-- What is being asked --
Type out all the records word for word. Any pictures are to be left out.

Stored data entries:
-- start --
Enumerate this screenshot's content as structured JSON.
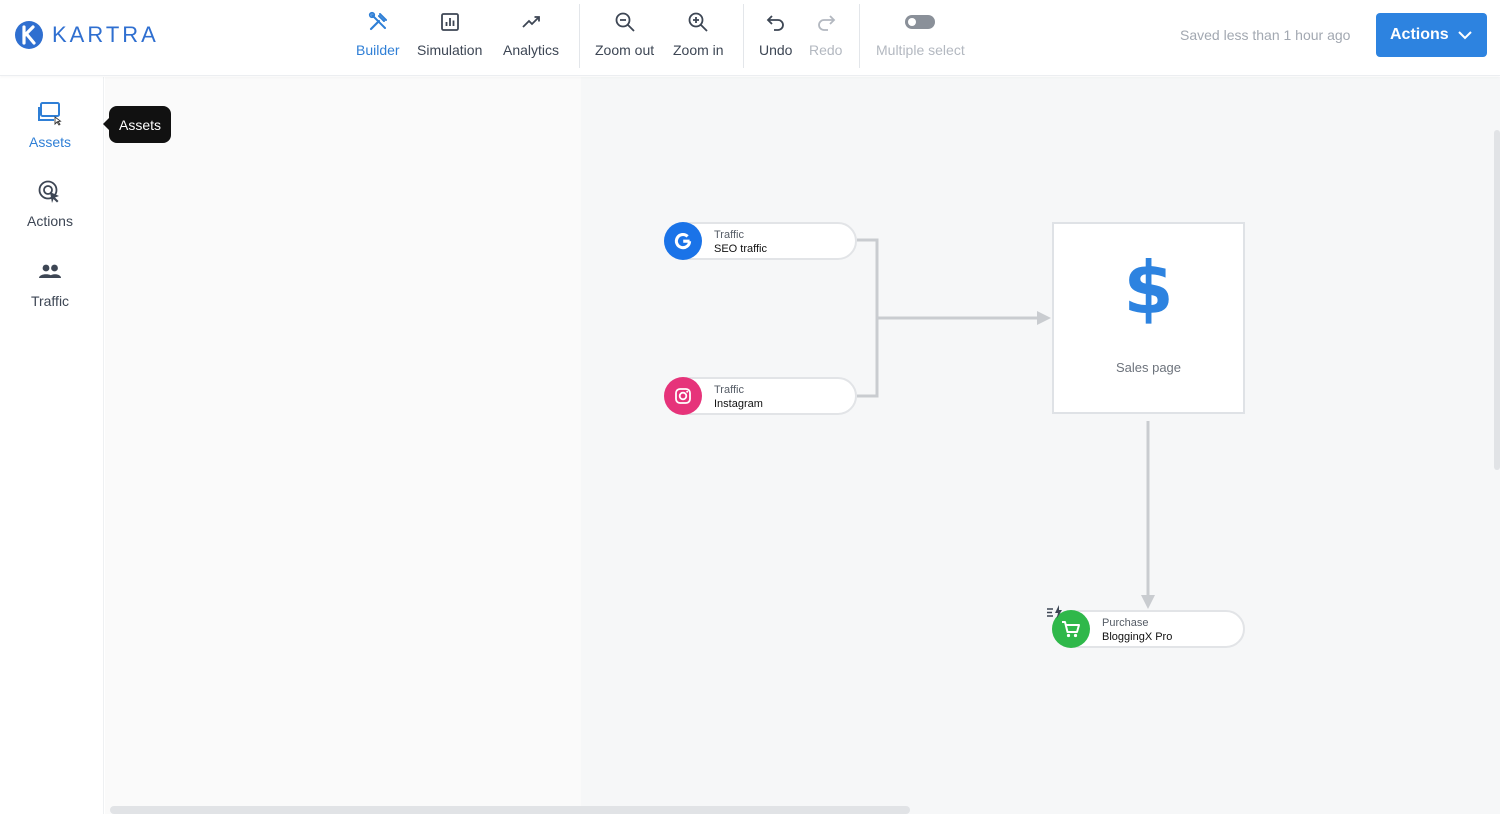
{
  "app": {
    "brand": "KARTRA"
  },
  "toolbar": {
    "builder": "Builder",
    "simulation": "Simulation",
    "analytics": "Analytics",
    "zoom_out": "Zoom out",
    "zoom_in": "Zoom in",
    "undo": "Undo",
    "redo": "Redo",
    "multiple_select": "Multiple select",
    "saved_status": "Saved less than 1 hour ago",
    "actions": "Actions"
  },
  "sidebar": {
    "items": [
      {
        "label": "Assets",
        "icon": "assets-icon",
        "active": true
      },
      {
        "label": "Actions",
        "icon": "actions-icon",
        "active": false
      },
      {
        "label": "Traffic",
        "icon": "traffic-icon",
        "active": false
      }
    ],
    "tooltip": "Assets"
  },
  "canvas": {
    "nodes": {
      "seo": {
        "type": "Traffic",
        "name": "SEO traffic",
        "icon": "google-icon"
      },
      "instagram": {
        "type": "Traffic",
        "name": "Instagram",
        "icon": "instagram-icon"
      },
      "sales_page": {
        "label": "Sales page",
        "icon": "dollar-icon",
        "glyph": "$"
      },
      "purchase": {
        "type": "Purchase",
        "name": "BloggingX Pro",
        "icon": "cart-icon"
      }
    }
  },
  "colors": {
    "accent": "#2d83e0",
    "google": "#1a73e8",
    "instagram": "#e6337a",
    "purchase": "#2fb84a",
    "wire": "#c9ccd0"
  }
}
-- end --
-- Answer to the problem --
Enumerate this screenshot's content as structured JSON.
{
  "app": {
    "brand": "KARTRA"
  },
  "toolbar": {
    "builder": "Builder",
    "simulation": "Simulation",
    "analytics": "Analytics",
    "zoom_out": "Zoom out",
    "zoom_in": "Zoom in",
    "undo": "Undo",
    "redo": "Redo",
    "multiple_select": "Multiple select",
    "saved_status": "Saved less than 1 hour ago",
    "actions": "Actions"
  },
  "sidebar": {
    "items": [
      {
        "label": "Assets",
        "icon": "assets-icon",
        "active": true
      },
      {
        "label": "Actions",
        "icon": "actions-icon",
        "active": false
      },
      {
        "label": "Traffic",
        "icon": "traffic-icon",
        "active": false
      }
    ],
    "tooltip": "Assets"
  },
  "canvas": {
    "nodes": {
      "seo": {
        "type": "Traffic",
        "name": "SEO traffic",
        "icon": "google-icon"
      },
      "instagram": {
        "type": "Traffic",
        "name": "Instagram",
        "icon": "instagram-icon"
      },
      "sales_page": {
        "label": "Sales page",
        "icon": "dollar-icon",
        "glyph": "$"
      },
      "purchase": {
        "type": "Purchase",
        "name": "BloggingX Pro",
        "icon": "cart-icon"
      }
    }
  },
  "colors": {
    "accent": "#2d83e0",
    "google": "#1a73e8",
    "instagram": "#e6337a",
    "purchase": "#2fb84a",
    "wire": "#c9ccd0"
  }
}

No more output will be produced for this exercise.